GIVEN TASK: Images excluded, repeat each entry below exactly.
[Begin RECORDS FOR THIS TASK]
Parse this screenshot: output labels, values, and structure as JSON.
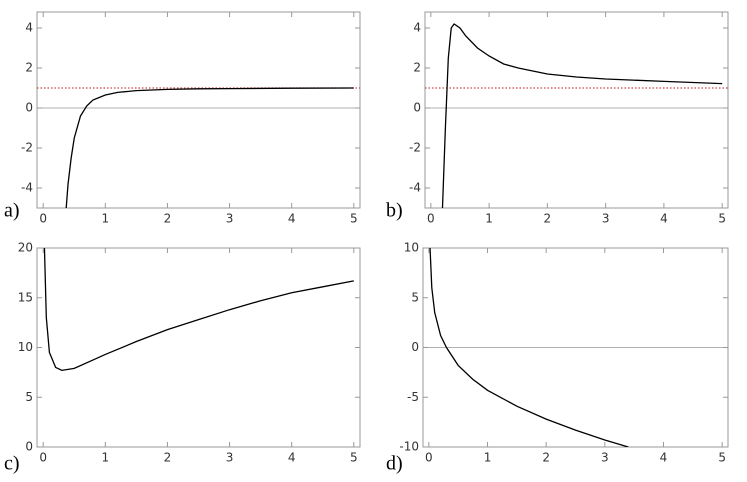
{
  "chart_data": [
    {
      "type": "line",
      "label": "a)",
      "color": "#000000",
      "reference_line": 1,
      "reference_color": "#d04040",
      "x": [
        0.37,
        0.4,
        0.45,
        0.5,
        0.6,
        0.7,
        0.8,
        1,
        1.2,
        1.5,
        2,
        2.5,
        3,
        4,
        5
      ],
      "values": [
        -5,
        -3.8,
        -2.5,
        -1.5,
        -0.4,
        0.1,
        0.4,
        0.65,
        0.78,
        0.87,
        0.93,
        0.96,
        0.97,
        0.99,
        1.0
      ],
      "xlim": [
        -0.1,
        5.1
      ],
      "ylim": [
        -5,
        4.8
      ],
      "xticks": [
        0,
        1,
        2,
        3,
        4,
        5
      ],
      "yticks": [
        -4,
        -2,
        0,
        2,
        4
      ]
    },
    {
      "type": "line",
      "label": "b)",
      "color": "#000000",
      "reference_line": 1,
      "reference_color": "#d04040",
      "x": [
        0.2,
        0.25,
        0.3,
        0.35,
        0.4,
        0.5,
        0.6,
        0.8,
        1,
        1.25,
        1.5,
        2,
        2.5,
        3,
        4,
        5
      ],
      "values": [
        -5,
        -1,
        2.5,
        4.0,
        4.2,
        4.0,
        3.6,
        3.0,
        2.6,
        2.2,
        2.0,
        1.7,
        1.55,
        1.45,
        1.33,
        1.22
      ],
      "xlim": [
        -0.1,
        5.1
      ],
      "ylim": [
        -5,
        4.8
      ],
      "xticks": [
        0,
        1,
        2,
        3,
        4,
        5
      ],
      "yticks": [
        -4,
        -2,
        0,
        2,
        4
      ]
    },
    {
      "type": "line",
      "label": "c)",
      "color": "#000000",
      "x": [
        0.02,
        0.05,
        0.1,
        0.2,
        0.3,
        0.5,
        0.75,
        1,
        1.5,
        2,
        2.5,
        3,
        3.5,
        4,
        4.5,
        5
      ],
      "values": [
        20,
        13,
        9.5,
        8,
        7.7,
        7.9,
        8.6,
        9.3,
        10.6,
        11.8,
        12.8,
        13.8,
        14.7,
        15.5,
        16.1,
        16.7
      ],
      "xlim": [
        -0.1,
        5.1
      ],
      "ylim": [
        0,
        20
      ],
      "xticks": [
        0,
        1,
        2,
        3,
        4,
        5
      ],
      "yticks": [
        0,
        5,
        10,
        15,
        20
      ]
    },
    {
      "type": "line",
      "label": "d)",
      "color": "#000000",
      "x": [
        0.02,
        0.05,
        0.1,
        0.2,
        0.3,
        0.5,
        0.75,
        1,
        1.5,
        2,
        2.5,
        3,
        3.4
      ],
      "values": [
        10,
        6,
        3.5,
        1.2,
        0,
        -1.8,
        -3.2,
        -4.3,
        -5.9,
        -7.2,
        -8.3,
        -9.3,
        -10
      ],
      "xlim": [
        -0.1,
        5.1
      ],
      "ylim": [
        -10,
        10
      ],
      "xticks": [
        0,
        1,
        2,
        3,
        4,
        5
      ],
      "yticks": [
        -10,
        -5,
        0,
        5,
        10
      ]
    }
  ]
}
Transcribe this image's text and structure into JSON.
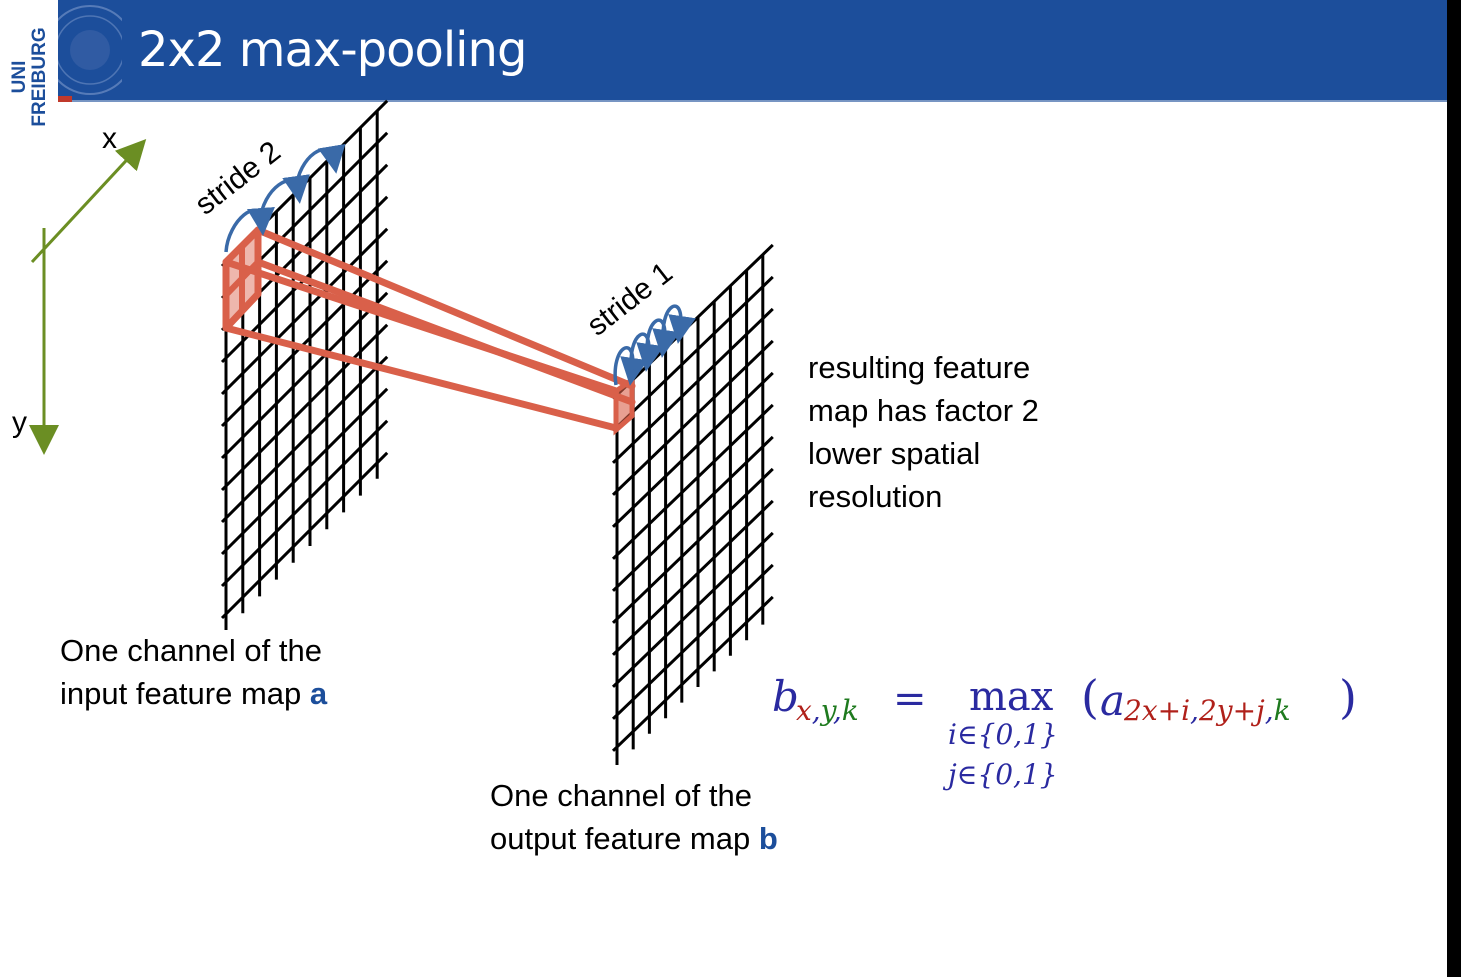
[End RECORDS FOR THIS TASK]
SOLUTION TO THIS EXERCISE:
Parse this screenshot: output labels, values, and structure as JSON.
{
  "chart_data": [
    {
      "type": "line",
      "label": "a)",
      "color": "#000000",
      "reference_line": 1,
      "reference_color": "#d04040",
      "x": [
        0.37,
        0.4,
        0.45,
        0.5,
        0.6,
        0.7,
        0.8,
        1,
        1.2,
        1.5,
        2,
        2.5,
        3,
        4,
        5
      ],
      "values": [
        -5,
        -3.8,
        -2.5,
        -1.5,
        -0.4,
        0.1,
        0.4,
        0.65,
        0.78,
        0.87,
        0.93,
        0.96,
        0.97,
        0.99,
        1.0
      ],
      "xlim": [
        -0.1,
        5.1
      ],
      "ylim": [
        -5,
        4.8
      ],
      "xticks": [
        0,
        1,
        2,
        3,
        4,
        5
      ],
      "yticks": [
        -4,
        -2,
        0,
        2,
        4
      ]
    },
    {
      "type": "line",
      "label": "b)",
      "color": "#000000",
      "reference_line": 1,
      "reference_color": "#d04040",
      "x": [
        0.2,
        0.25,
        0.3,
        0.35,
        0.4,
        0.5,
        0.6,
        0.8,
        1,
        1.25,
        1.5,
        2,
        2.5,
        3,
        4,
        5
      ],
      "values": [
        -5,
        -1,
        2.5,
        4.0,
        4.2,
        4.0,
        3.6,
        3.0,
        2.6,
        2.2,
        2.0,
        1.7,
        1.55,
        1.45,
        1.33,
        1.22
      ],
      "xlim": [
        -0.1,
        5.1
      ],
      "ylim": [
        -5,
        4.8
      ],
      "xticks": [
        0,
        1,
        2,
        3,
        4,
        5
      ],
      "yticks": [
        -4,
        -2,
        0,
        2,
        4
      ]
    },
    {
      "type": "line",
      "label": "c)",
      "color": "#000000",
      "x": [
        0.02,
        0.05,
        0.1,
        0.2,
        0.3,
        0.5,
        0.75,
        1,
        1.5,
        2,
        2.5,
        3,
        3.5,
        4,
        4.5,
        5
      ],
      "values": [
        20,
        13,
        9.5,
        8,
        7.7,
        7.9,
        8.6,
        9.3,
        10.6,
        11.8,
        12.8,
        13.8,
        14.7,
        15.5,
        16.1,
        16.7
      ],
      "xlim": [
        -0.1,
        5.1
      ],
      "ylim": [
        0,
        20
      ],
      "xticks": [
        0,
        1,
        2,
        3,
        4,
        5
      ],
      "yticks": [
        0,
        5,
        10,
        15,
        20
      ]
    },
    {
      "type": "line",
      "label": "d)",
      "color": "#000000",
      "x": [
        0.02,
        0.05,
        0.1,
        0.2,
        0.3,
        0.5,
        0.75,
        1,
        1.5,
        2,
        2.5,
        3,
        3.4
      ],
      "values": [
        10,
        6,
        3.5,
        1.2,
        0,
        -1.8,
        -3.2,
        -4.3,
        -5.9,
        -7.2,
        -8.3,
        -9.3,
        -10
      ],
      "xlim": [
        -0.1,
        5.1
      ],
      "ylim": [
        -10,
        10
      ],
      "xticks": [
        0,
        1,
        2,
        3,
        4,
        5
      ],
      "yticks": [
        -10,
        -5,
        0,
        5,
        10
      ]
    }
  ]
}
Transcribe this image's text and structure into JSON.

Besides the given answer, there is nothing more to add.